=== Exercise requirements ===
Copy each line of the records that contains the word "Initial".

Records from a data collection:
====================

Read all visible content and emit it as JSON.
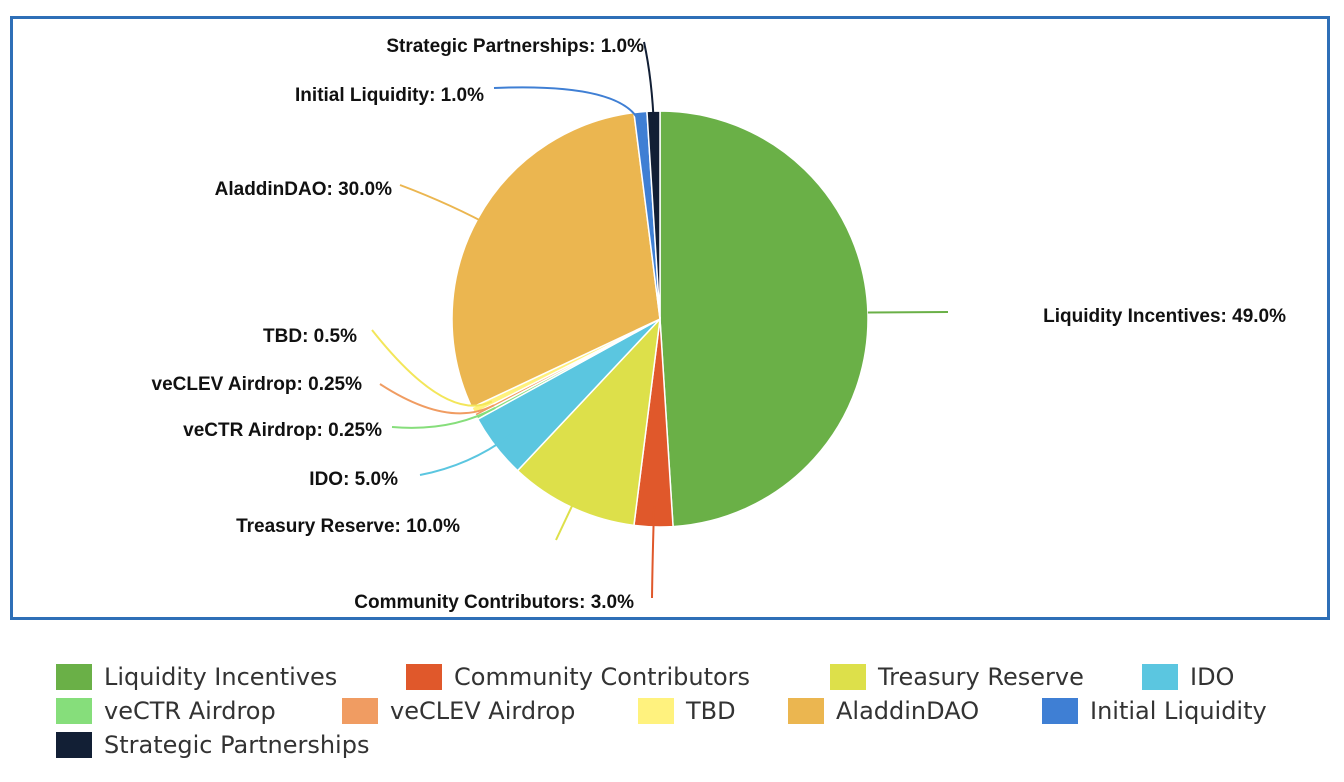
{
  "chart_data": {
    "type": "pie",
    "title": "",
    "slices": [
      {
        "name": "Liquidity Incentives",
        "value": 49.0,
        "label": "Liquidity Incentives: 49.0%",
        "color": "#6ab047"
      },
      {
        "name": "Community Contributors",
        "value": 3.0,
        "label": "Community Contributors: 3.0%",
        "color": "#e0582b"
      },
      {
        "name": "Treasury Reserve",
        "value": 10.0,
        "label": "Treasury Reserve: 10.0%",
        "color": "#dde04a"
      },
      {
        "name": "IDO",
        "value": 5.0,
        "label": "IDO: 5.0%",
        "color": "#5bc6e0"
      },
      {
        "name": "veCTR Airdrop",
        "value": 0.25,
        "label": "veCTR Airdrop: 0.25%",
        "color": "#86de7b"
      },
      {
        "name": "veCLEV Airdrop",
        "value": 0.25,
        "label": "veCLEV Airdrop: 0.25%",
        "color": "#f09c62"
      },
      {
        "name": "TBD",
        "value": 0.5,
        "label": "TBD: 0.5%",
        "color": "#fff27e"
      },
      {
        "name": "AladdinDAO",
        "value": 30.0,
        "label": "AladdinDAO: 30.0%",
        "color": "#ebb650"
      },
      {
        "name": "Initial Liquidity",
        "value": 1.0,
        "label": "Initial Liquidity: 1.0%",
        "color": "#3f7fd4"
      },
      {
        "name": "Strategic Partnerships",
        "value": 1.0,
        "label": "Strategic Partnerships: 1.0%",
        "color": "#121f35"
      }
    ],
    "legend": {
      "placement": "bottom",
      "rows": [
        [
          "Liquidity Incentives",
          "Community Contributors",
          "Treasury Reserve",
          "IDO"
        ],
        [
          "veCTR Airdrop",
          "veCLEV Airdrop",
          "TBD",
          "AladdinDAO",
          "Initial Liquidity"
        ],
        [
          "Strategic Partnerships"
        ]
      ]
    }
  }
}
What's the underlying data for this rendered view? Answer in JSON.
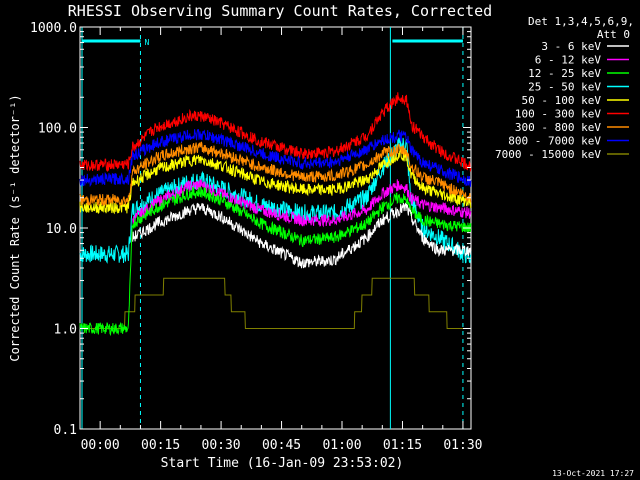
{
  "chart_data": {
    "type": "line",
    "title": "RHESSI Observing Summary Count Rates, Corrected",
    "xlabel": "Start Time (16-Jan-09 23:53:02)",
    "ylabel": "Corrected Count Rate (s⁻¹ detector⁻¹)",
    "ylog": true,
    "ylim": [
      0.1,
      1000
    ],
    "xlim_minutes": [
      -5,
      92
    ],
    "x_ticks": [
      {
        "t": 0,
        "label": "00:00"
      },
      {
        "t": 15,
        "label": "00:15"
      },
      {
        "t": 30,
        "label": "00:30"
      },
      {
        "t": 45,
        "label": "00:45"
      },
      {
        "t": 60,
        "label": "01:00"
      },
      {
        "t": 75,
        "label": "01:15"
      },
      {
        "t": 90,
        "label": "01:30"
      }
    ],
    "y_ticks": [
      {
        "v": 1000,
        "label": "1000.0"
      },
      {
        "v": 100,
        "label": "100.0"
      },
      {
        "v": 10,
        "label": "10.0"
      },
      {
        "v": 1,
        "label": "1.0"
      },
      {
        "v": 0.1,
        "label": "0.1"
      }
    ],
    "legend": {
      "header": [
        "Det 1,3,4,5,6,9,",
        "Att 0"
      ],
      "placement": "right"
    },
    "series": [
      {
        "name": "3 - 6 keV",
        "color": "#ffffff",
        "x": [
          -5,
          7,
          8,
          14,
          22,
          25,
          30,
          40,
          50,
          58,
          66,
          70,
          74,
          76,
          77,
          80,
          84,
          92
        ],
        "y": [
          null,
          null,
          8,
          11,
          15,
          16,
          13,
          7,
          4.5,
          4.8,
          8,
          12,
          15,
          16,
          13,
          8,
          6,
          6
        ]
      },
      {
        "name": "6 - 12 keV",
        "color": "#ff00ff",
        "x": [
          -5,
          7,
          8,
          14,
          22,
          25,
          30,
          40,
          50,
          58,
          66,
          70,
          74,
          76,
          77,
          80,
          84,
          92
        ],
        "y": [
          null,
          null,
          12,
          18,
          26,
          27,
          22,
          15,
          12,
          12,
          15,
          22,
          27,
          25,
          20,
          17,
          16,
          14
        ]
      },
      {
        "name": "12 - 25 keV",
        "color": "#00ff00",
        "x": [
          -5,
          7,
          8,
          14,
          22,
          25,
          30,
          40,
          50,
          58,
          66,
          70,
          74,
          76,
          77,
          80,
          84,
          92
        ],
        "y": [
          1,
          1,
          11,
          16,
          22,
          23,
          19,
          11,
          7.5,
          8,
          11,
          16,
          20,
          19,
          15,
          12,
          11,
          10
        ]
      },
      {
        "name": "25 - 50 keV",
        "color": "#00ffff",
        "x": [
          -5,
          7,
          8,
          14,
          22,
          25,
          30,
          40,
          50,
          58,
          66,
          70,
          74,
          76,
          77,
          80,
          84,
          92
        ],
        "y": [
          5.5,
          5.5,
          15,
          21,
          29,
          30,
          25,
          17,
          14,
          14,
          20,
          40,
          65,
          70,
          20,
          10,
          8,
          5
        ]
      },
      {
        "name": "50 - 100 keV",
        "color": "#ffff00",
        "x": [
          -5,
          7,
          8,
          14,
          22,
          25,
          30,
          40,
          50,
          58,
          66,
          70,
          74,
          76,
          77,
          80,
          84,
          92
        ],
        "y": [
          16,
          16,
          28,
          38,
          47,
          48,
          42,
          29,
          24,
          24,
          30,
          42,
          55,
          52,
          35,
          25,
          22,
          18
        ]
      },
      {
        "name": "100 - 300 keV",
        "color": "#ff0000",
        "x": [
          -5,
          7,
          8,
          14,
          22,
          25,
          30,
          40,
          50,
          58,
          66,
          70,
          74,
          76,
          77,
          80,
          84,
          92
        ],
        "y": [
          42,
          43,
          63,
          100,
          128,
          130,
          110,
          72,
          55,
          57,
          82,
          140,
          200,
          195,
          110,
          80,
          60,
          40
        ]
      },
      {
        "name": "300 - 800 keV",
        "color": "#ff8c00",
        "x": [
          -5,
          7,
          8,
          14,
          22,
          25,
          30,
          40,
          50,
          58,
          66,
          70,
          74,
          76,
          77,
          80,
          84,
          92
        ],
        "y": [
          19,
          19,
          36,
          50,
          62,
          63,
          56,
          40,
          32,
          33,
          42,
          55,
          60,
          58,
          42,
          32,
          28,
          20
        ]
      },
      {
        "name": "800 - 7000 keV",
        "color": "#0000ff",
        "x": [
          -5,
          7,
          8,
          14,
          22,
          25,
          30,
          40,
          50,
          58,
          66,
          70,
          74,
          76,
          77,
          80,
          84,
          92
        ],
        "y": [
          30,
          31,
          52,
          70,
          84,
          85,
          76,
          55,
          44,
          45,
          60,
          75,
          82,
          80,
          60,
          45,
          38,
          29
        ]
      },
      {
        "name": "7000 - 15000 keV",
        "color": "#808000",
        "x": [
          -5,
          5,
          6,
          8,
          9,
          15,
          18,
          20,
          25,
          30,
          33,
          38,
          42,
          60,
          63,
          66,
          70,
          72,
          75,
          78,
          80,
          84,
          87,
          88,
          92
        ],
        "y": [
          1,
          1,
          1.2,
          1.5,
          2,
          2.5,
          3,
          3.6,
          3.8,
          3.2,
          1.6,
          1,
          1,
          1,
          1.2,
          2.2,
          3.6,
          3.8,
          3.4,
          2.6,
          2,
          1.5,
          1.1,
          1,
          1
        ]
      }
    ],
    "markers": {
      "vertical_solid": [
        -5,
        72
      ],
      "vertical_dashed": [
        10,
        90
      ],
      "top_bars": [
        [
          -5,
          10
        ],
        [
          72,
          90
        ]
      ],
      "top_label": {
        "t": 11,
        "text": "N"
      }
    }
  },
  "timestamp": "13-Oct-2021 17:27"
}
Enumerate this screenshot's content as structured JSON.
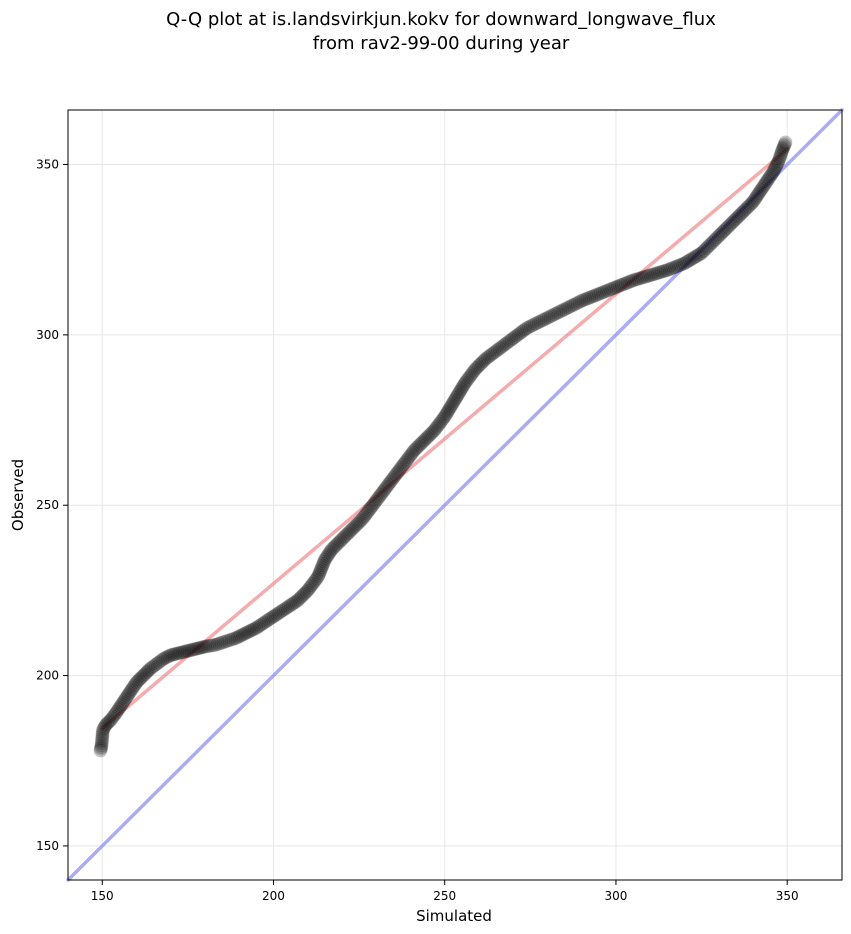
{
  "chart_data": {
    "type": "scatter",
    "title": "Q-Q plot at is.landsvirkjun.kokv for downward_longwave_flux",
    "subtitle": "from rav2-99-00 during year",
    "xlabel": "Simulated",
    "ylabel": "Observed",
    "xlim": [
      140,
      366
    ],
    "ylim": [
      140,
      366
    ],
    "xticks": [
      150,
      200,
      250,
      300,
      350
    ],
    "yticks": [
      150,
      200,
      250,
      300,
      350
    ],
    "grid": true,
    "series": [
      {
        "kind": "scatter",
        "color": "#000000",
        "points": [
          [
            149.5,
            178
          ],
          [
            149.8,
            179.5
          ],
          [
            150.2,
            184
          ],
          [
            151,
            185.5
          ],
          [
            152.5,
            187
          ],
          [
            154,
            189
          ],
          [
            156,
            192
          ],
          [
            158,
            195
          ],
          [
            160,
            198
          ],
          [
            162,
            200
          ],
          [
            164,
            202
          ],
          [
            166,
            203.5
          ],
          [
            168,
            205
          ],
          [
            170,
            206
          ],
          [
            172,
            206.5
          ],
          [
            174,
            207
          ],
          [
            176,
            207.5
          ],
          [
            178,
            208
          ],
          [
            180,
            208.5
          ],
          [
            183,
            209
          ],
          [
            186,
            210
          ],
          [
            189,
            211
          ],
          [
            192,
            212.5
          ],
          [
            195,
            214
          ],
          [
            198,
            216
          ],
          [
            201,
            218
          ],
          [
            204,
            220
          ],
          [
            207,
            222
          ],
          [
            210,
            225
          ],
          [
            213,
            229
          ],
          [
            215,
            234
          ],
          [
            217,
            237
          ],
          [
            220,
            240
          ],
          [
            223,
            243
          ],
          [
            226,
            246
          ],
          [
            229,
            250
          ],
          [
            232,
            254
          ],
          [
            235,
            258
          ],
          [
            238,
            262
          ],
          [
            241,
            266
          ],
          [
            244,
            269
          ],
          [
            247,
            272
          ],
          [
            250,
            276
          ],
          [
            253,
            281
          ],
          [
            256,
            286
          ],
          [
            259,
            290
          ],
          [
            262,
            293
          ],
          [
            266,
            296
          ],
          [
            270,
            299
          ],
          [
            274,
            302
          ],
          [
            278,
            304
          ],
          [
            282,
            306
          ],
          [
            286,
            308
          ],
          [
            290,
            310
          ],
          [
            295,
            312
          ],
          [
            300,
            314
          ],
          [
            305,
            316
          ],
          [
            310,
            317.5
          ],
          [
            315,
            319
          ],
          [
            320,
            321
          ],
          [
            325,
            324
          ],
          [
            330,
            329
          ],
          [
            334,
            333
          ],
          [
            337,
            336
          ],
          [
            340,
            339
          ],
          [
            342,
            342
          ],
          [
            344,
            345
          ],
          [
            346,
            348
          ],
          [
            347.5,
            351
          ],
          [
            348.5,
            354
          ],
          [
            349.5,
            356.5
          ]
        ]
      },
      {
        "kind": "line",
        "name": "",
        "color": "#f08080",
        "points": [
          [
            150,
            184.5
          ],
          [
            350,
            354.5
          ]
        ]
      },
      {
        "kind": "line",
        "name": "",
        "color": "#8080f0",
        "points": [
          [
            140,
            140
          ],
          [
            366,
            366
          ]
        ]
      }
    ]
  }
}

====================

=== Finished exercise ===
        "name": "Initial Liquidity",
        "label": "Initial Liquidity: 1.0%",
          "Initial Liquidity"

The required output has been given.